++++ Task material ++++
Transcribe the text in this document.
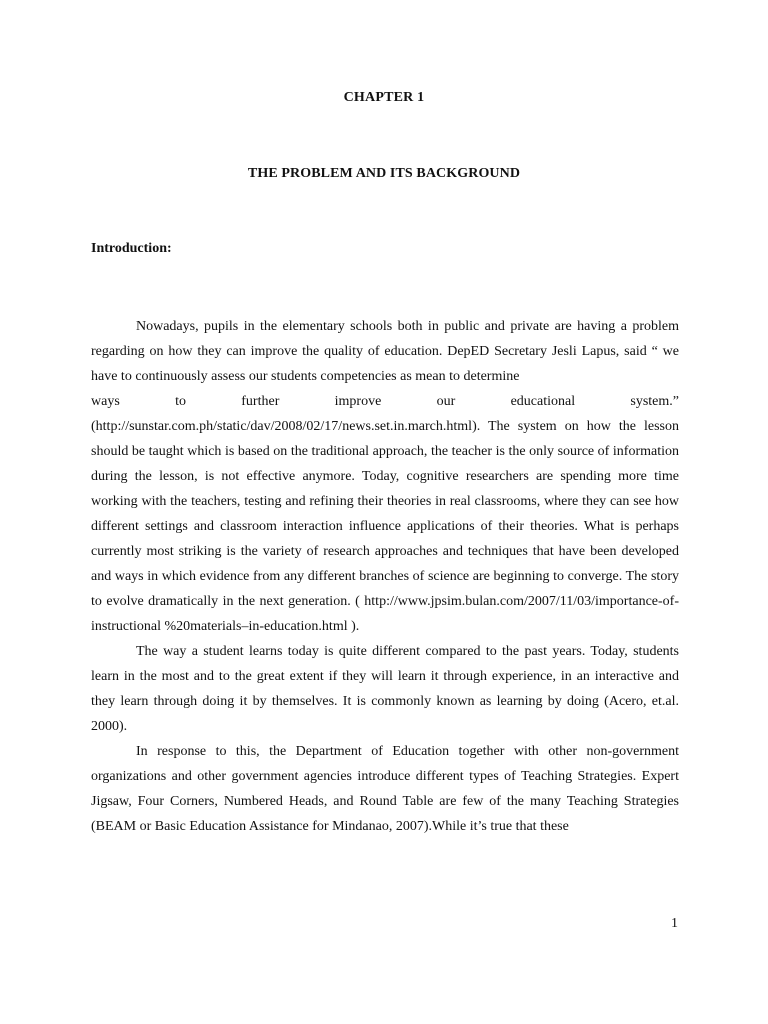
CHAPTER 1
THE PROBLEM AND ITS BACKGROUND
Introduction:

Nowadays, pupils in the elementary schools both in public and private are having a problem regarding on how they can improve the quality of education. DepED Secretary Jesli Lapus, said “ we have to continuously assess our students competencies as mean to determine
ways to further improve our educational system.”
(http://sunstar.com.ph/static/dav/2008/02/17/news.set.in.march.html). The system on how the lesson should be taught which is based on the traditional approach, the teacher is the only source of information during the lesson, is not effective anymore. Today, cognitive researchers are spending more time working with the teachers, testing and refining their theories in real classrooms, where they can see how different settings and classroom interaction influence applications of their theories. What is perhaps currently most striking is the variety of research approaches and techniques that have been developed and ways in which evidence from any different branches of science are beginning to converge. The story to evolve dramatically in the next generation. ( http://www.jpsim.bulan.com/2007/11/03/importance-of-instructional %20materials–in-education.html ).

The way a student learns today is quite different compared to the past years. Today, students learn in the most and to the great extent if they will learn it through experience, in an interactive and they learn through doing it by themselves. It is commonly known as learning by doing (Acero, et.al. 2000).

In response to this, the Department of Education together with other non-government organizations and other government agencies introduce different types of Teaching Strategies. Expert Jigsaw, Four Corners, Numbered Heads, and Round Table are few of the many Teaching Strategies (BEAM or Basic Education Assistance for Mindanao, 2007).While it’s true that these

1
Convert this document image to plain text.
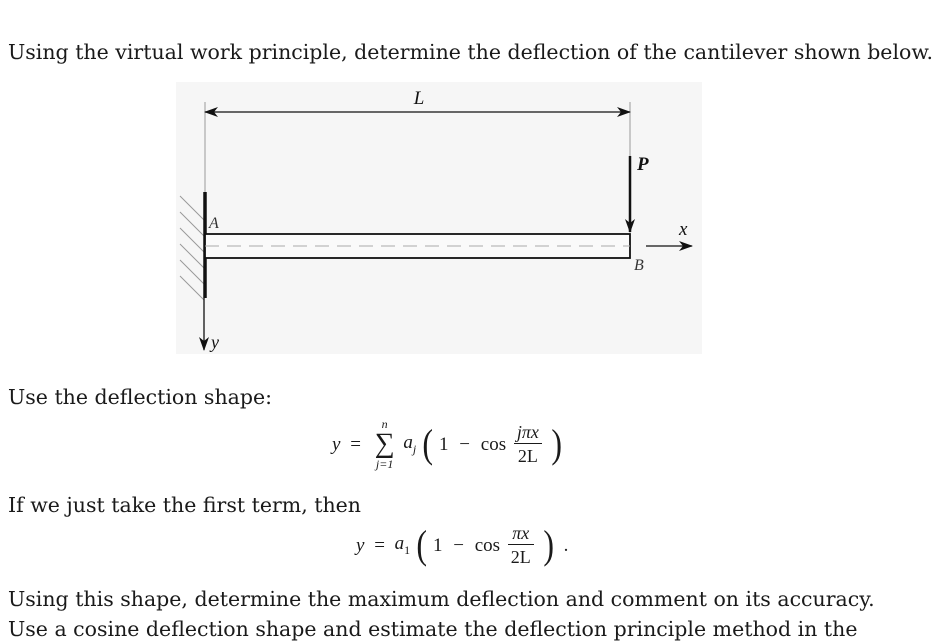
Using the virtual work principle, determine the deflection of the cantilever shown below.

L
A
P
x
B
y

Use the deflection shape:

y =
n
∑
j=1
$a_j$ ( $1 - \cos \frac{\text{jπx}}{2L}$ )

If we just take the first term, then

$y = a_1$ ( $1 - \cos \frac{\pi x}{2L}$ ) .

Using this shape, determine the maximum deflection and comment on its accuracy.

Use a cosine deflection shape and estimate the deflection principle method in the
++++
[Exercise details]
From the data above, copy each line where the string "have" appears.

[Solution to the problem]
Nowadays, pupils in the elementary schools both in public and private are having a problem regarding on how they can improve the quality of education. DepED Secretary Jesli Lapus, said “ we have to continuously assess our students competencies as mean to determine
(http://sunstar.com.ph/static/dav/2008/02/17/news.set.in.march.html). The system on how the lesson should be taught which is based on the traditional approach, the teacher is the only source of information during the lesson, is not effective anymore. Today, cognitive researchers are spending more time working with the teachers, testing and refining their theories in real classrooms, where they can see how different settings and classroom interaction influence applications of their theories. What is perhaps currently most striking is the variety of research approaches and techniques that have been developed and ways in which evidence from any different branches of science are beginning to converge. The story to evolve dramatically in the next generation. ( http://www.jpsim.bulan.com/2007/11/03/importance-of-instructional %20materials–in-education.html ).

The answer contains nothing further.